* WHAT IS EXPECTED
Read the lines below. Copy out any that hold the string "seconds".

--------------------------------

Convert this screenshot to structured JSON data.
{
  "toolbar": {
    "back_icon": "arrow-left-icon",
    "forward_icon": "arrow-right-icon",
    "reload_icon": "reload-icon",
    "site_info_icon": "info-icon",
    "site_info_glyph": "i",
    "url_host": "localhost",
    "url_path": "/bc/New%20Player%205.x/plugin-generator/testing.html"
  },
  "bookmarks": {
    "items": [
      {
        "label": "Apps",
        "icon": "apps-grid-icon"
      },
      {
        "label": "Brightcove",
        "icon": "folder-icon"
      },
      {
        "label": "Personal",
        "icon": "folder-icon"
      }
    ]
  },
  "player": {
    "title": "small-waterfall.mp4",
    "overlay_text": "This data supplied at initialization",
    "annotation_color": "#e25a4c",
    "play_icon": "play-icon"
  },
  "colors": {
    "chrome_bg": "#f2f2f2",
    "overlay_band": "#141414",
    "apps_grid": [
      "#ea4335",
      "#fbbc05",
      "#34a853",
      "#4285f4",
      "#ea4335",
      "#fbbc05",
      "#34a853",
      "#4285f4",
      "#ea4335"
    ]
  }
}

--------------------------------

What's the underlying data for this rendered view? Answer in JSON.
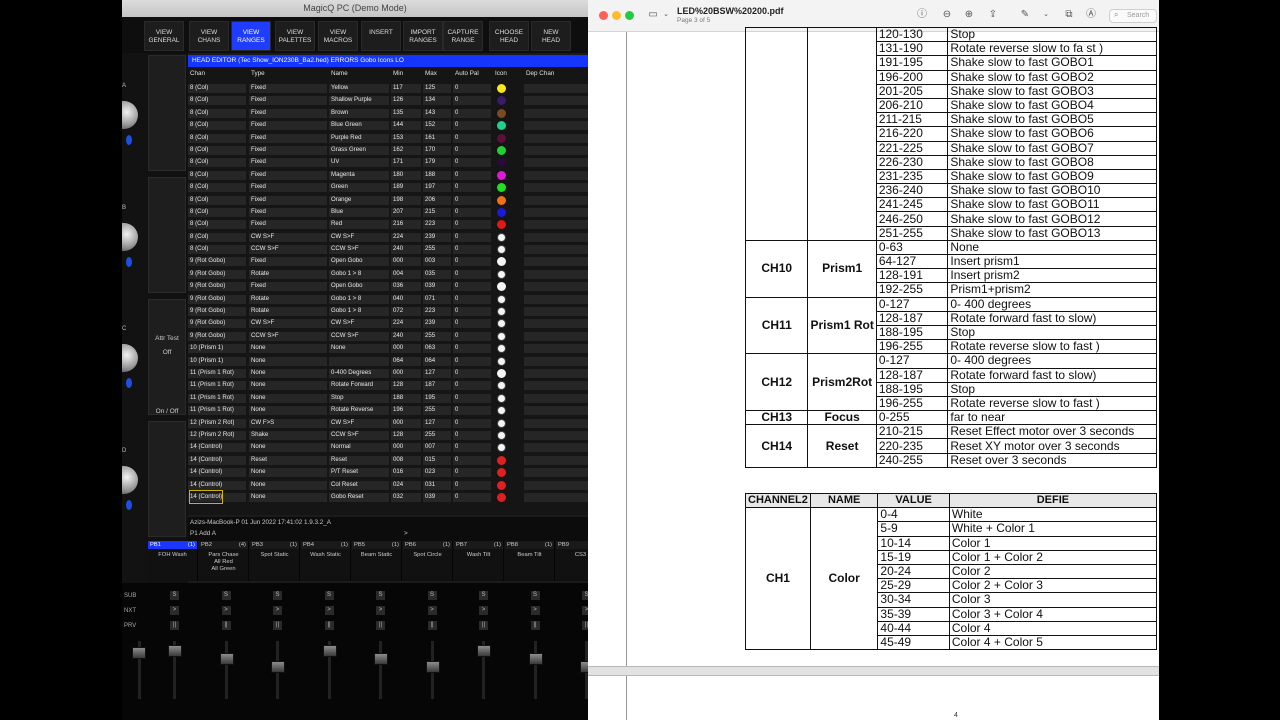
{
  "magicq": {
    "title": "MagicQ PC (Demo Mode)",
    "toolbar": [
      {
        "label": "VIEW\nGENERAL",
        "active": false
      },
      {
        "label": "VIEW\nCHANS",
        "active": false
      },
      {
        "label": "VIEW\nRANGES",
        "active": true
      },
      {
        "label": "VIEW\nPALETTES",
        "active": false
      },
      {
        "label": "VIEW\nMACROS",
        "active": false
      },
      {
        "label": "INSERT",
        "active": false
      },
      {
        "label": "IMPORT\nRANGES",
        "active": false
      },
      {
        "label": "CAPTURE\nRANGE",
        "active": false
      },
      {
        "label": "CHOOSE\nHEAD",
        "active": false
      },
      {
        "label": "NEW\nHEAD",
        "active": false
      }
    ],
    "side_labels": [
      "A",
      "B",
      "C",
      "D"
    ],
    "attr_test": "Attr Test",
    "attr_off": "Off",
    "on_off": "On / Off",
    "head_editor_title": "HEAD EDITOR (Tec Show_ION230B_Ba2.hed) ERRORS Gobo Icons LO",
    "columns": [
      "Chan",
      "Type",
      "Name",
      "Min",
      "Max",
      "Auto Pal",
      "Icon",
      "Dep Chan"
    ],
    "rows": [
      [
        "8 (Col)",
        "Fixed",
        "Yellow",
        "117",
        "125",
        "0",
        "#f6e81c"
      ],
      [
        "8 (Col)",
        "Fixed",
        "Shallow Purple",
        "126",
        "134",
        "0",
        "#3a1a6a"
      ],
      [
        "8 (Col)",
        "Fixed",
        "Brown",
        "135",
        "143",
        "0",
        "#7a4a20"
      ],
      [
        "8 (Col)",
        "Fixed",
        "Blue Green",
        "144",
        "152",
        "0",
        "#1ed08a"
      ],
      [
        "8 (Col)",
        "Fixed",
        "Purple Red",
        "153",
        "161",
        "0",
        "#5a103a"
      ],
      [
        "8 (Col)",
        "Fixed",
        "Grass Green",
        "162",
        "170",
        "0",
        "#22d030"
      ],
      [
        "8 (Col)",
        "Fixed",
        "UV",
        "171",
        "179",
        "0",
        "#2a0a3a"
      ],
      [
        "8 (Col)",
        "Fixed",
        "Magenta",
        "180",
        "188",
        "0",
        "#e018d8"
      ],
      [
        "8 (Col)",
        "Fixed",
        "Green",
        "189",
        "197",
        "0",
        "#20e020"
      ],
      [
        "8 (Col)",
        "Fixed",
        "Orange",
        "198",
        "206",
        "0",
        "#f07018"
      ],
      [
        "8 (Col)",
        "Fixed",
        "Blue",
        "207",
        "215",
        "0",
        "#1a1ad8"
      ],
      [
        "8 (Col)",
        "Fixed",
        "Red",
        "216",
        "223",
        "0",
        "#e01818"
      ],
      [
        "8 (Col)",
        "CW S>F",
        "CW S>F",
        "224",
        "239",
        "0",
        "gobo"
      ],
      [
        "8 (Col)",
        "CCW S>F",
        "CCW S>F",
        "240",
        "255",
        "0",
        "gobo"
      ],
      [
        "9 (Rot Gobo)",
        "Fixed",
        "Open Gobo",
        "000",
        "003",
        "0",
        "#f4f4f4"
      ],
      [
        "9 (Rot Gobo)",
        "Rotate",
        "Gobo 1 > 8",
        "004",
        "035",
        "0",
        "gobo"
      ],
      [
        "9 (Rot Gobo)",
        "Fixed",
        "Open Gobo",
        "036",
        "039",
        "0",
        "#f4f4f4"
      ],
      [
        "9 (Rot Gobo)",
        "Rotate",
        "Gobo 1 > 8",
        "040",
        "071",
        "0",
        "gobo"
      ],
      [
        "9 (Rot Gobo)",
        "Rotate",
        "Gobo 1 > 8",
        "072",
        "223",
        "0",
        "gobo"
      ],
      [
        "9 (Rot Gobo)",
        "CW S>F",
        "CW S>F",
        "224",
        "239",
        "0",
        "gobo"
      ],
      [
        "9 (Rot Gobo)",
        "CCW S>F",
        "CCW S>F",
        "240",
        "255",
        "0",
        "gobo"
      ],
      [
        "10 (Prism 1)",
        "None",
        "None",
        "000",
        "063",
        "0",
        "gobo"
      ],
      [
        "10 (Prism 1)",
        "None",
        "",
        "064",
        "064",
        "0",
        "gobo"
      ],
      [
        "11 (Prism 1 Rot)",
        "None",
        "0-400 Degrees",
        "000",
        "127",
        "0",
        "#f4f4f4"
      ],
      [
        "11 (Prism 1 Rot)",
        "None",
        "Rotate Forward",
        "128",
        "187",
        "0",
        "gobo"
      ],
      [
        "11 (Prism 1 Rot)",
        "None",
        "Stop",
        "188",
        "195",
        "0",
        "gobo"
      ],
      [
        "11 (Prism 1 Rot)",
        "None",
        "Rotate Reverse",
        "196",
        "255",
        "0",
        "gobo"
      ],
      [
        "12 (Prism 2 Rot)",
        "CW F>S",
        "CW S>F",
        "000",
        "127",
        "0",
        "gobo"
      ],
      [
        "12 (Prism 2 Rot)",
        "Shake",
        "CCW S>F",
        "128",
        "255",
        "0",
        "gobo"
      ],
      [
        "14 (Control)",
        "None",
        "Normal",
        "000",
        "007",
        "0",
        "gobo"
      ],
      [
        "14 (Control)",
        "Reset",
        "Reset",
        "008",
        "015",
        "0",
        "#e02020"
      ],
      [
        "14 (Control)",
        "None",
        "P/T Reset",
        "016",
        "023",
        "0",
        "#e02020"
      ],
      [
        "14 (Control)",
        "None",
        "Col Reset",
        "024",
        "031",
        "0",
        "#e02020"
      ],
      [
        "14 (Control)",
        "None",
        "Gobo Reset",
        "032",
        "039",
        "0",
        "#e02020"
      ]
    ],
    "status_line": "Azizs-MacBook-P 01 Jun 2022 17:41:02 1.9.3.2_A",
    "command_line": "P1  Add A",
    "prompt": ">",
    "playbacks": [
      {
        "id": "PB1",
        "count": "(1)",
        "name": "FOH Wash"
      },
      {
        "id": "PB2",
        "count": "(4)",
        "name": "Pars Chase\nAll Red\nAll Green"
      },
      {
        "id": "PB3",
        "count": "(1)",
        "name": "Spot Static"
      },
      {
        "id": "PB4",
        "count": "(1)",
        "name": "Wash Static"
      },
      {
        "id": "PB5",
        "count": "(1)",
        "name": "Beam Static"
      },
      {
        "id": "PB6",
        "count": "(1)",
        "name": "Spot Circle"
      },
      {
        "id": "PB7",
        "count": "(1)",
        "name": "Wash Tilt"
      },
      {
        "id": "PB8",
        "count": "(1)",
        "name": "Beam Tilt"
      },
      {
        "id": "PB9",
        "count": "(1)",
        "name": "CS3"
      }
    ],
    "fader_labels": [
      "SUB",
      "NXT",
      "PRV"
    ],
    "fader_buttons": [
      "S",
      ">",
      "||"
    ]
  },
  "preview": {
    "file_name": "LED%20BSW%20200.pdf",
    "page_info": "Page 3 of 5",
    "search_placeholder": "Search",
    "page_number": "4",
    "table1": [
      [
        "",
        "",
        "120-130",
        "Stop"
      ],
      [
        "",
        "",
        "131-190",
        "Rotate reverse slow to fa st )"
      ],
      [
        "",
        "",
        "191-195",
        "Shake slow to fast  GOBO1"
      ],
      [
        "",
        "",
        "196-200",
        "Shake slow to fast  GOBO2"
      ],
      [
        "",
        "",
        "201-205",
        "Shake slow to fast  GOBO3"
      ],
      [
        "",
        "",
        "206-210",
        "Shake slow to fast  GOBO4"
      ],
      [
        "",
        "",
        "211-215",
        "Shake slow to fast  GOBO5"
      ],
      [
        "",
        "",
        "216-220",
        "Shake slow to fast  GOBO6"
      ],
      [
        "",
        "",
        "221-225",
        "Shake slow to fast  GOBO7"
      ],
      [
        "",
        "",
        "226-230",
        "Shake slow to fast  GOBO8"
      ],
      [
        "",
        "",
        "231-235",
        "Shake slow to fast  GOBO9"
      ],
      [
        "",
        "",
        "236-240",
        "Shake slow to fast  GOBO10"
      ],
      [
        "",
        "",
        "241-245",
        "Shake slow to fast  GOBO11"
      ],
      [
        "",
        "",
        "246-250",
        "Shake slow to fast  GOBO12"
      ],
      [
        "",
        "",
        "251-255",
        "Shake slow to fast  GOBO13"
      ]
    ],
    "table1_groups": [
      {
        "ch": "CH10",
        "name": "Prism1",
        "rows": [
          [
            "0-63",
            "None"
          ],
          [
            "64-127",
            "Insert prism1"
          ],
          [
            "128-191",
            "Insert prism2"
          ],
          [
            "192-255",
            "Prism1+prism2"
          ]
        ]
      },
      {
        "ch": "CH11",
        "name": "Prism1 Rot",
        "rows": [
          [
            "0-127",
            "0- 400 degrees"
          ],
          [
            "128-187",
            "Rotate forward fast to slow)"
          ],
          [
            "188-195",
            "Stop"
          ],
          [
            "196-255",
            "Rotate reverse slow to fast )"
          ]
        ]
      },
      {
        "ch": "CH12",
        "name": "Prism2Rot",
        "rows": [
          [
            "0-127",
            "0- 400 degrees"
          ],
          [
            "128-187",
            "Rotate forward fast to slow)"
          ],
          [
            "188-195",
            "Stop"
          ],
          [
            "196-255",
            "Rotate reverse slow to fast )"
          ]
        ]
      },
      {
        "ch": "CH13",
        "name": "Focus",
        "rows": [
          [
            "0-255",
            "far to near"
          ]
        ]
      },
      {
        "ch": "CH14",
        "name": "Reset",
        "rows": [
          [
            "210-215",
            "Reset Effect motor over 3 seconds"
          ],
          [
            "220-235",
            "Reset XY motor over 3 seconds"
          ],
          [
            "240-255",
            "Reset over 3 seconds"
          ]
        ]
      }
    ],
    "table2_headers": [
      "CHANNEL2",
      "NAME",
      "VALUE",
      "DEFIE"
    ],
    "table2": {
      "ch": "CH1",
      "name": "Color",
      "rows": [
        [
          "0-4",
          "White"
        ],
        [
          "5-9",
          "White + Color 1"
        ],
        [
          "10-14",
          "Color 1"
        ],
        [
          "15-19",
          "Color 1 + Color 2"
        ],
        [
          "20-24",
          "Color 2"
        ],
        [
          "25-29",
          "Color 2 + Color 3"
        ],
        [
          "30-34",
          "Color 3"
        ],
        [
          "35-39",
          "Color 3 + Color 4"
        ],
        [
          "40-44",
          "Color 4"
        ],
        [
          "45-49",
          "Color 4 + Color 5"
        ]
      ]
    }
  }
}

--------------------------------

* RESULT OF THIS TASK
            "Reset Effect motor over 3 seconds"
            "Reset XY motor over 3 seconds"
            "Reset over 3 seconds"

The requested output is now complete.